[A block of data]
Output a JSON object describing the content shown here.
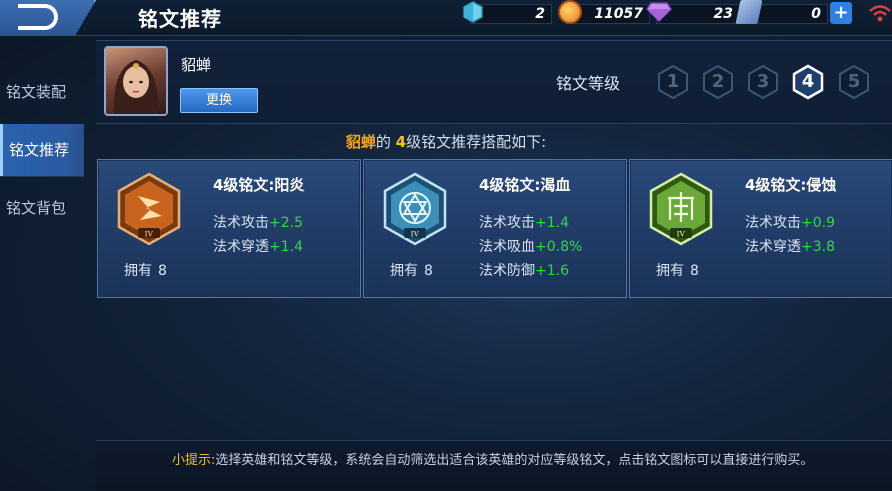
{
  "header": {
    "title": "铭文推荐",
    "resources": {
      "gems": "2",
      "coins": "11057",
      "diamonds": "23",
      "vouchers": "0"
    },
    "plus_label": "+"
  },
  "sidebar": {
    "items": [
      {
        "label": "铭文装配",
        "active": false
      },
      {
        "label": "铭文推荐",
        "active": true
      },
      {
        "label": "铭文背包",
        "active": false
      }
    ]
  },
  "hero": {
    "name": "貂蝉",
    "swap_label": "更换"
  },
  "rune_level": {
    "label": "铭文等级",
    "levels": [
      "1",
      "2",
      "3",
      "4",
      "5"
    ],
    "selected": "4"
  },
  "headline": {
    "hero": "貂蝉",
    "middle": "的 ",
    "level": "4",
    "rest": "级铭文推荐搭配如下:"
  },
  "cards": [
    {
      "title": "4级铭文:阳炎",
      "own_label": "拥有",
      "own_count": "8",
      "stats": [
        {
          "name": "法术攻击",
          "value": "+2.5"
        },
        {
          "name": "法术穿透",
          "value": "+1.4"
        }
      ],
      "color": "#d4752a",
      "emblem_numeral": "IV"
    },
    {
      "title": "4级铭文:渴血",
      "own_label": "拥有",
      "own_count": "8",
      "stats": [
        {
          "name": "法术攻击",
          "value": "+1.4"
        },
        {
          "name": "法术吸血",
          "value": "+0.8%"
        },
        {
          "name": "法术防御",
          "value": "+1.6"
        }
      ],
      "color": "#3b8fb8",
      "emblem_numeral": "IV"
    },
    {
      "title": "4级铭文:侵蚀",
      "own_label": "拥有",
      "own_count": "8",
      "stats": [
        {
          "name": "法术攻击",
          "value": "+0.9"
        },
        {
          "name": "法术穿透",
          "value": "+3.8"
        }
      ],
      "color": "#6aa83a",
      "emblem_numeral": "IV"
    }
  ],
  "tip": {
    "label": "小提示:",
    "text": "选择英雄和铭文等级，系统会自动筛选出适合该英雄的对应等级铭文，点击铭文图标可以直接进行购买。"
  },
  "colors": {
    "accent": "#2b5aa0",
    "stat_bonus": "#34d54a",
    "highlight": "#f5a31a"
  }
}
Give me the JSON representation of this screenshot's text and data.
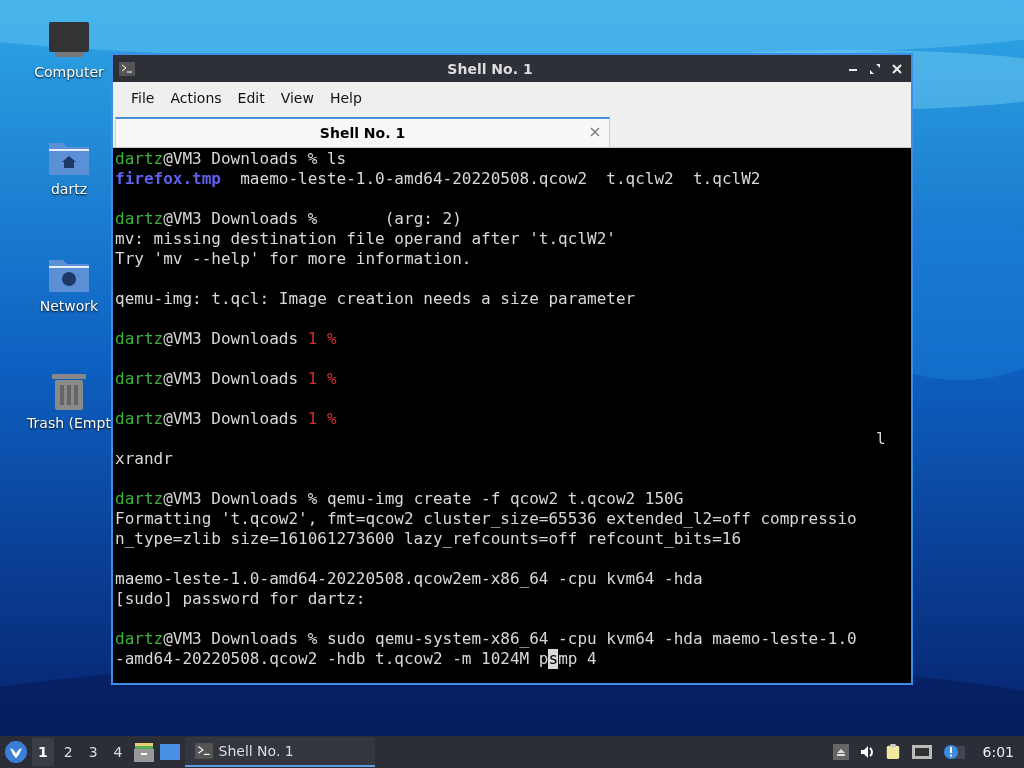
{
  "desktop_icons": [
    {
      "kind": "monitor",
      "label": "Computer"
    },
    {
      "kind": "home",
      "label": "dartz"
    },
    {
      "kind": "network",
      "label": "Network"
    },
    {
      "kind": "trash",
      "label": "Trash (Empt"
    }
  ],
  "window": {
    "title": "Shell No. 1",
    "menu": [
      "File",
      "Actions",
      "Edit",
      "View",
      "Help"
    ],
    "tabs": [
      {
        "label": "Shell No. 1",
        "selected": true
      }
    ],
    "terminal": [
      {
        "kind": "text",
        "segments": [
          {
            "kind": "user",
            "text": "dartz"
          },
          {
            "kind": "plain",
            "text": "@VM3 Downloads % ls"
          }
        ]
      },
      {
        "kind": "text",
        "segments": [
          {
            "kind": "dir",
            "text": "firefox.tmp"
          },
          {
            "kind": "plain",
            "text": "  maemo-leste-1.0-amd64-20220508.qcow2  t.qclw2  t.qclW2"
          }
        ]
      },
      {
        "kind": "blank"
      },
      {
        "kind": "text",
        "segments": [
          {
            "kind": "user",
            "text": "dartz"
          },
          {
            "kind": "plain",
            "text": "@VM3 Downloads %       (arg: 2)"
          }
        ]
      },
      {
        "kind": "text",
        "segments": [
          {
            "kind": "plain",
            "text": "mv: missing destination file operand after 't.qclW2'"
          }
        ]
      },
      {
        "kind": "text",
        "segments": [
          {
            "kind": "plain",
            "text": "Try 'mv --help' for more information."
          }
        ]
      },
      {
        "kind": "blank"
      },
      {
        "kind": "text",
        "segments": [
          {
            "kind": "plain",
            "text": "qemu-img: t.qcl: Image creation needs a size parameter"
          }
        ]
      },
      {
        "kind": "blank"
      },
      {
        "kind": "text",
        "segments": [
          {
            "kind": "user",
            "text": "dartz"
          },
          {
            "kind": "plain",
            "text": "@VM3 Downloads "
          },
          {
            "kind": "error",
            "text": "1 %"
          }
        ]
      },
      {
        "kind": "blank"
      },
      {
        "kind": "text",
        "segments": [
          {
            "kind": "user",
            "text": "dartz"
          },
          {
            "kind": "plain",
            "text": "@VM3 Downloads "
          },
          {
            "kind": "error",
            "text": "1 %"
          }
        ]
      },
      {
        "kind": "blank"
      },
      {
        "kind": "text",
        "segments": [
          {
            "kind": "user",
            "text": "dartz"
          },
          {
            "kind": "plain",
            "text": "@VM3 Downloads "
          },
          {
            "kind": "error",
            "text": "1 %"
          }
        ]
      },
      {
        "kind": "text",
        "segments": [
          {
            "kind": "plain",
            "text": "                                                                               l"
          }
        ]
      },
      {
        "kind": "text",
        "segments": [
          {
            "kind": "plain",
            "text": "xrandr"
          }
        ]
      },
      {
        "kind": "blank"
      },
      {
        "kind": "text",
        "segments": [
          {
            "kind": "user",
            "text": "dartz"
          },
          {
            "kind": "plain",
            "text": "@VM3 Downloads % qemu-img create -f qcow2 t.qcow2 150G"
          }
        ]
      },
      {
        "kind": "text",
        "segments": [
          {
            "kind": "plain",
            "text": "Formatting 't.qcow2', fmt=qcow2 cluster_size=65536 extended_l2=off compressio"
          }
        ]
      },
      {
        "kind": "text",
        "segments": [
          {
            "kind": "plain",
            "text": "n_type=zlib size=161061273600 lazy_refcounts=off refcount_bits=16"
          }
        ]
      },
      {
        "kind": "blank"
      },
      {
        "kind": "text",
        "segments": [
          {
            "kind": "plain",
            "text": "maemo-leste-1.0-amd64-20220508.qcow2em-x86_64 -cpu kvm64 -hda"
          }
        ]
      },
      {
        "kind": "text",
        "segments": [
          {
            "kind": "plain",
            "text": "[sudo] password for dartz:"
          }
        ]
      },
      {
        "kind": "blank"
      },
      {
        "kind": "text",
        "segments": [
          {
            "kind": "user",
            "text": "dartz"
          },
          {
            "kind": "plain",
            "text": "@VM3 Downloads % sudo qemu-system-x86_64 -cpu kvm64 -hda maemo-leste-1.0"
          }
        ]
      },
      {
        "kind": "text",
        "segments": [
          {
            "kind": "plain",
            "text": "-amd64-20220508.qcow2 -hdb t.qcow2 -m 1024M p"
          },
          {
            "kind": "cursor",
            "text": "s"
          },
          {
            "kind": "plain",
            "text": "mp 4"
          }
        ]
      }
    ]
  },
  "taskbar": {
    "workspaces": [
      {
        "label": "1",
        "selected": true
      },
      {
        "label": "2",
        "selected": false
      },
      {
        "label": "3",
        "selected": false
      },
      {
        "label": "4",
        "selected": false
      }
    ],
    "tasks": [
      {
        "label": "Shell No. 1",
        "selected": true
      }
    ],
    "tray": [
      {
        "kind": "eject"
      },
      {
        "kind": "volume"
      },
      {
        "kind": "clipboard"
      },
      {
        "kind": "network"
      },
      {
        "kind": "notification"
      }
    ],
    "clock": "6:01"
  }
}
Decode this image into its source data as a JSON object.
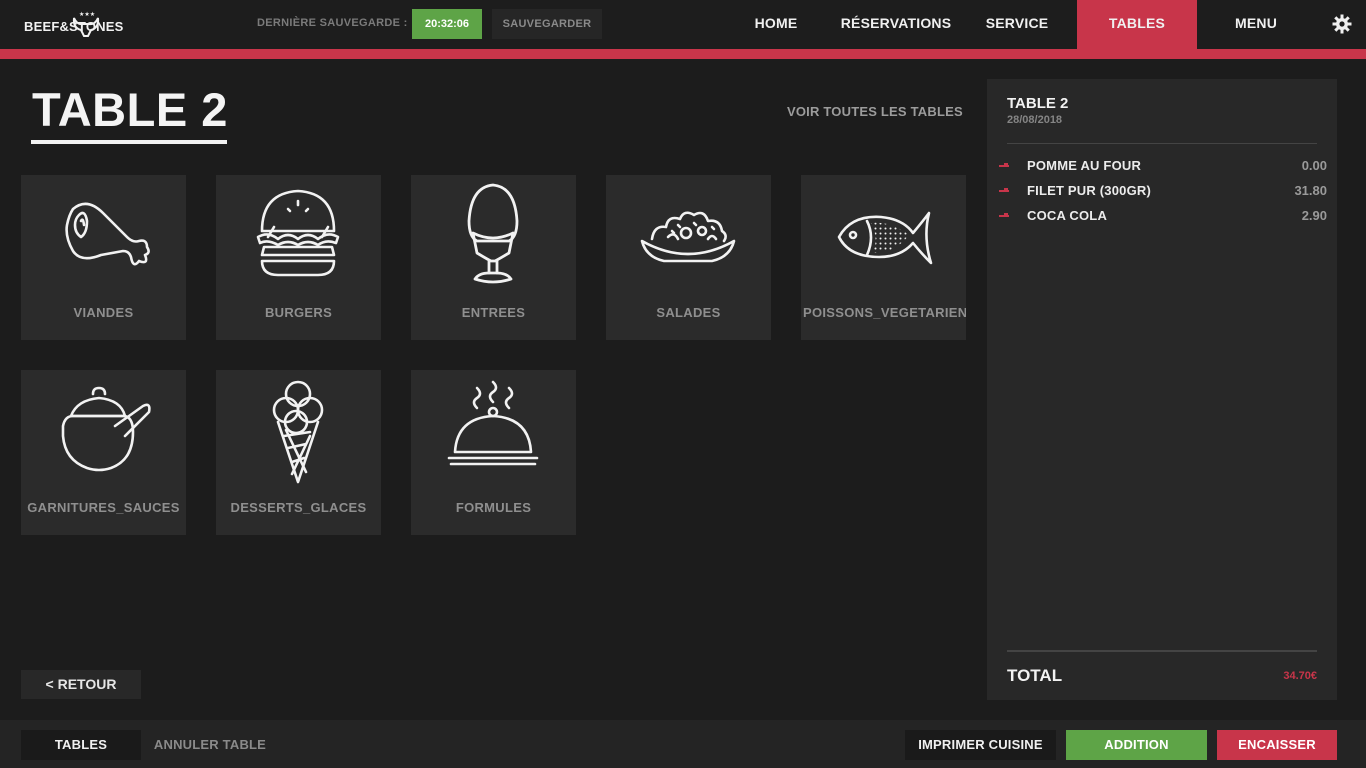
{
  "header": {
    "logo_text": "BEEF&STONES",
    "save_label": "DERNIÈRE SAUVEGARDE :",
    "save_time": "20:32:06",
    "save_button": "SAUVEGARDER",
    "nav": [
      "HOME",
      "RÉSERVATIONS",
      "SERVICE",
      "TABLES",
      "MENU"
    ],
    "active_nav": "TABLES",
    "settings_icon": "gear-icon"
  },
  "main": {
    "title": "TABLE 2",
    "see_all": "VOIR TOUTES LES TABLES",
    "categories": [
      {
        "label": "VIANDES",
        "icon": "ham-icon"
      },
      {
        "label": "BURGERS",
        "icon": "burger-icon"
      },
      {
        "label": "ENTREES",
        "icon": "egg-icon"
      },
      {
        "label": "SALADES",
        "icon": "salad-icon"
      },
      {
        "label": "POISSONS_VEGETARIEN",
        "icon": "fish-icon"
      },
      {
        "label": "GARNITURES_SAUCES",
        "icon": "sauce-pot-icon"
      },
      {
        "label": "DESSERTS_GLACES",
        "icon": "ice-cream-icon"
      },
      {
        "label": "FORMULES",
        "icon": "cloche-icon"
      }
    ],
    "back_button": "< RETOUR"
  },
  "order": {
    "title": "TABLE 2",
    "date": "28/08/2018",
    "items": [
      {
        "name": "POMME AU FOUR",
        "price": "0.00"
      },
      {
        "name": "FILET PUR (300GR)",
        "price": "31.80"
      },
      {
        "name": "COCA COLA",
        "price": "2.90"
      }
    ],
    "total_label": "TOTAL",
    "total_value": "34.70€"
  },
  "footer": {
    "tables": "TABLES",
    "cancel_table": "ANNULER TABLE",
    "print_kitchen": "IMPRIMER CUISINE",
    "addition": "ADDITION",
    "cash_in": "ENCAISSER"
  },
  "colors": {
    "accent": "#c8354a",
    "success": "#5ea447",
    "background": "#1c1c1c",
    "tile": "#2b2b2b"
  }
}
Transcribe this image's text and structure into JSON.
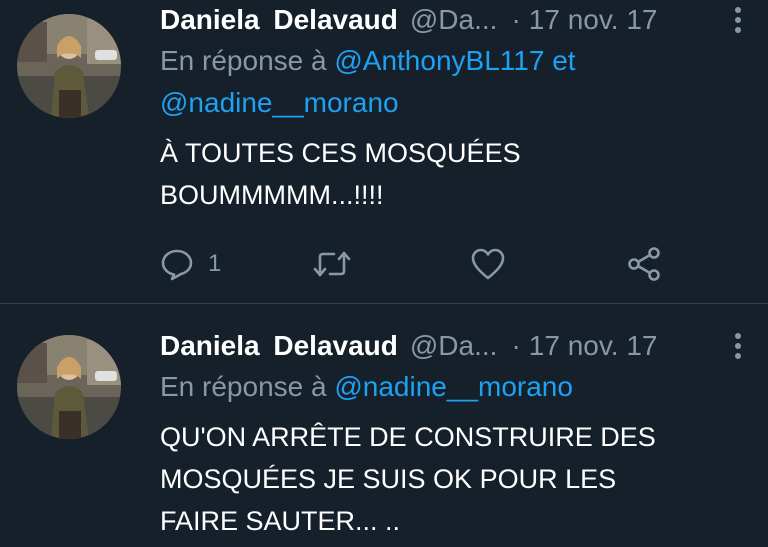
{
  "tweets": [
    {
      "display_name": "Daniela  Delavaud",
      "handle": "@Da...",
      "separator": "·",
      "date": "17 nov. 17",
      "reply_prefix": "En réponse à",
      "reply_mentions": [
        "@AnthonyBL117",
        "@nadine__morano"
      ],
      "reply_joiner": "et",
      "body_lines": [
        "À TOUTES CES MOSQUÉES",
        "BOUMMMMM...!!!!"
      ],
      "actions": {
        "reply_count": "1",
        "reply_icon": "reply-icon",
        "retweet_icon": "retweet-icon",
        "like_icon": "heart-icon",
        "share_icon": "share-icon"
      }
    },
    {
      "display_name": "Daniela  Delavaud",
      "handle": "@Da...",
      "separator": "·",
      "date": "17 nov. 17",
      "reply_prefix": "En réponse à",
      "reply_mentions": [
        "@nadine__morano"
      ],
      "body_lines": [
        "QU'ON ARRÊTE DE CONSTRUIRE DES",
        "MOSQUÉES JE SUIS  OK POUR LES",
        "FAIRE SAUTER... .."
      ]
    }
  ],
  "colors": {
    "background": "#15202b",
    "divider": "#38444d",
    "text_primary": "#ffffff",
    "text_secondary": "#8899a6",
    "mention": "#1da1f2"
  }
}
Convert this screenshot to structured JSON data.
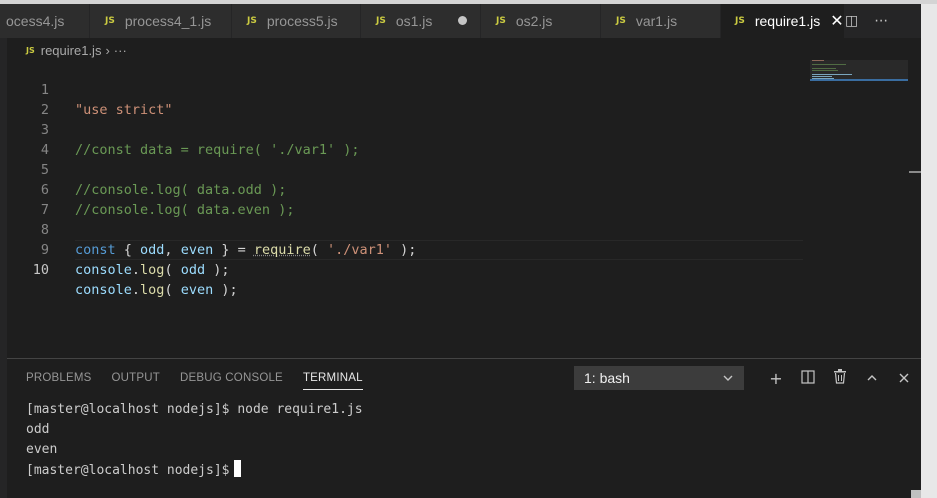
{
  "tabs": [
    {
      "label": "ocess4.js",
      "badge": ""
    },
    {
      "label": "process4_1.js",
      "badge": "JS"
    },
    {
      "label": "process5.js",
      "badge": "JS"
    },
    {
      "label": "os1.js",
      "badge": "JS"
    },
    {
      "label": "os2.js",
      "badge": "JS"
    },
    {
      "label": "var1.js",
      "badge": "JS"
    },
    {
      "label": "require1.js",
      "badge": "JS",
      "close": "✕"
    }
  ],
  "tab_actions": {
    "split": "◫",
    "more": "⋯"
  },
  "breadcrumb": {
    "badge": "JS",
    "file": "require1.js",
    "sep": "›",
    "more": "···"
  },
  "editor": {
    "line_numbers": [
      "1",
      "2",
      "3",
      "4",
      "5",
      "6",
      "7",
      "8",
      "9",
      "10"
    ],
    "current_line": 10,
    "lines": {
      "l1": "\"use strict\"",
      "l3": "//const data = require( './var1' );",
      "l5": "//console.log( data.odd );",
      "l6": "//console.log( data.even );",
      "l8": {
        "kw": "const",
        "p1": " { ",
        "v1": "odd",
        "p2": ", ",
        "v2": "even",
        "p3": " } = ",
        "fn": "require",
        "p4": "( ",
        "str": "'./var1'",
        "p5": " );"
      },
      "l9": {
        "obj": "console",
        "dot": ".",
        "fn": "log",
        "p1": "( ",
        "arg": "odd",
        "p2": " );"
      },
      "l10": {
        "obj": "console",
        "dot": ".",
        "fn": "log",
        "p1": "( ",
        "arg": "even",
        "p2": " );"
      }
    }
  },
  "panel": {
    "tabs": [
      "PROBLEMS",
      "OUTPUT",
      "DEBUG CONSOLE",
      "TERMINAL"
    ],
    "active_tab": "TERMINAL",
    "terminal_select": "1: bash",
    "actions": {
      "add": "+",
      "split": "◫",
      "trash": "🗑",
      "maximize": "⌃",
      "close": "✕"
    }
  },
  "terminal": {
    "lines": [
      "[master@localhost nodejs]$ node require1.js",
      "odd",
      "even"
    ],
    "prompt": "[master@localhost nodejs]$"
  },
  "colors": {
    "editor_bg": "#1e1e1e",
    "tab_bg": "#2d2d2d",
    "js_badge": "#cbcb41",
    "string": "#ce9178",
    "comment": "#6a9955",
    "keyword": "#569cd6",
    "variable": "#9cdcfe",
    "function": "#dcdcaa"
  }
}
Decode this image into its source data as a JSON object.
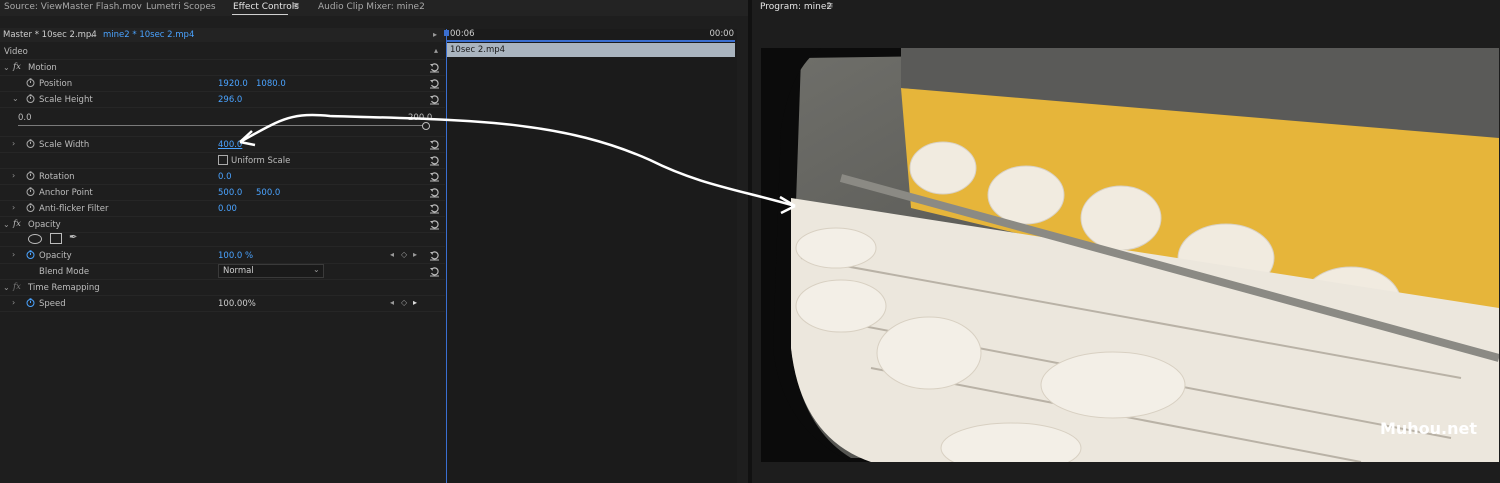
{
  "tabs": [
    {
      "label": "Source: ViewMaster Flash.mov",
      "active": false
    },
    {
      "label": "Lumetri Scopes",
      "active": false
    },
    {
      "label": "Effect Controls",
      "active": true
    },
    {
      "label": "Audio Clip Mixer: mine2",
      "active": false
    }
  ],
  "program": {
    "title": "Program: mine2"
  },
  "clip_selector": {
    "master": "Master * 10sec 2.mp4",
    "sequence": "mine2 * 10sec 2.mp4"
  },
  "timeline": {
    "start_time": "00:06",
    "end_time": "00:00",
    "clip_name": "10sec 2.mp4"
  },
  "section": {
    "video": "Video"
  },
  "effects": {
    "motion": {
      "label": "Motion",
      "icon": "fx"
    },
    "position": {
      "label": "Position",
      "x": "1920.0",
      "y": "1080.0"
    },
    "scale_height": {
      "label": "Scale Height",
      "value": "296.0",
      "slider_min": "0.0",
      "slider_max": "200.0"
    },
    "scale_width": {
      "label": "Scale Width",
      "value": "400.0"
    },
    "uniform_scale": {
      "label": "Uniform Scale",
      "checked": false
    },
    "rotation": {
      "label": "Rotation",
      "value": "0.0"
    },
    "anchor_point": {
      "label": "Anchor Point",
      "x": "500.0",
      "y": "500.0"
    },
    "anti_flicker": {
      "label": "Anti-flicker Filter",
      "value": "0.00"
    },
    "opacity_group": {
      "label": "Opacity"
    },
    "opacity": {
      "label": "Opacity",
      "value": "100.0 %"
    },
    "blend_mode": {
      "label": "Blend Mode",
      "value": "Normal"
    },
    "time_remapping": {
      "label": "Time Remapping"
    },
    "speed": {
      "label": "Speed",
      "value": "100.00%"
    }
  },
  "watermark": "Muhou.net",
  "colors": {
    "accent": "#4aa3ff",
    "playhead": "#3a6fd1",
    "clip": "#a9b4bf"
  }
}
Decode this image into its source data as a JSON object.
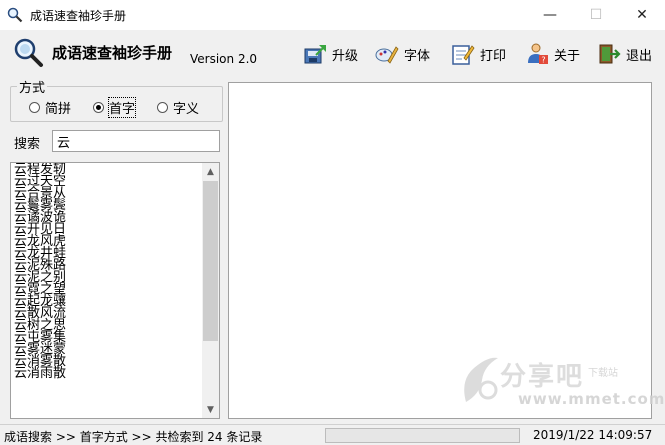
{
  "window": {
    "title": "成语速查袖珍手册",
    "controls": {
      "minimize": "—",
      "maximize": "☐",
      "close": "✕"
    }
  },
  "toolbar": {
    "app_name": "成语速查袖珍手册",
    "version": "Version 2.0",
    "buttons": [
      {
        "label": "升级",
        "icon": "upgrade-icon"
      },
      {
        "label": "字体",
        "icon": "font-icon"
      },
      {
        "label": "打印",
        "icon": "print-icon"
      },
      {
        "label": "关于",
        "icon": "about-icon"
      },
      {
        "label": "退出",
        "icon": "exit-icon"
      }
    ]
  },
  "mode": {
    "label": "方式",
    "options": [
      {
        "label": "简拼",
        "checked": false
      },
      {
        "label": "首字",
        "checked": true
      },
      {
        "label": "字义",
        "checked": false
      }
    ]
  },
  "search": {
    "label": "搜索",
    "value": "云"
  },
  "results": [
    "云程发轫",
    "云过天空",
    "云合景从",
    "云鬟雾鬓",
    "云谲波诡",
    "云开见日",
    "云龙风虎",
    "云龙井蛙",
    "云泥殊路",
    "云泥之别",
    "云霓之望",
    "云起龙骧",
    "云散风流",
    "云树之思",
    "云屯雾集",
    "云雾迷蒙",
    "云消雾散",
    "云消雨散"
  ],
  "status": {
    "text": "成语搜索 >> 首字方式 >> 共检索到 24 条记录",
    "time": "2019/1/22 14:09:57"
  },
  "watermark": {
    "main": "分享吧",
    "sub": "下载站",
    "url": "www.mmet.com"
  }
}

**What the exercise asks**
The word "checked" may occur in lines of the records. Report how many such lines there are, giving only the number.

**Task output**
4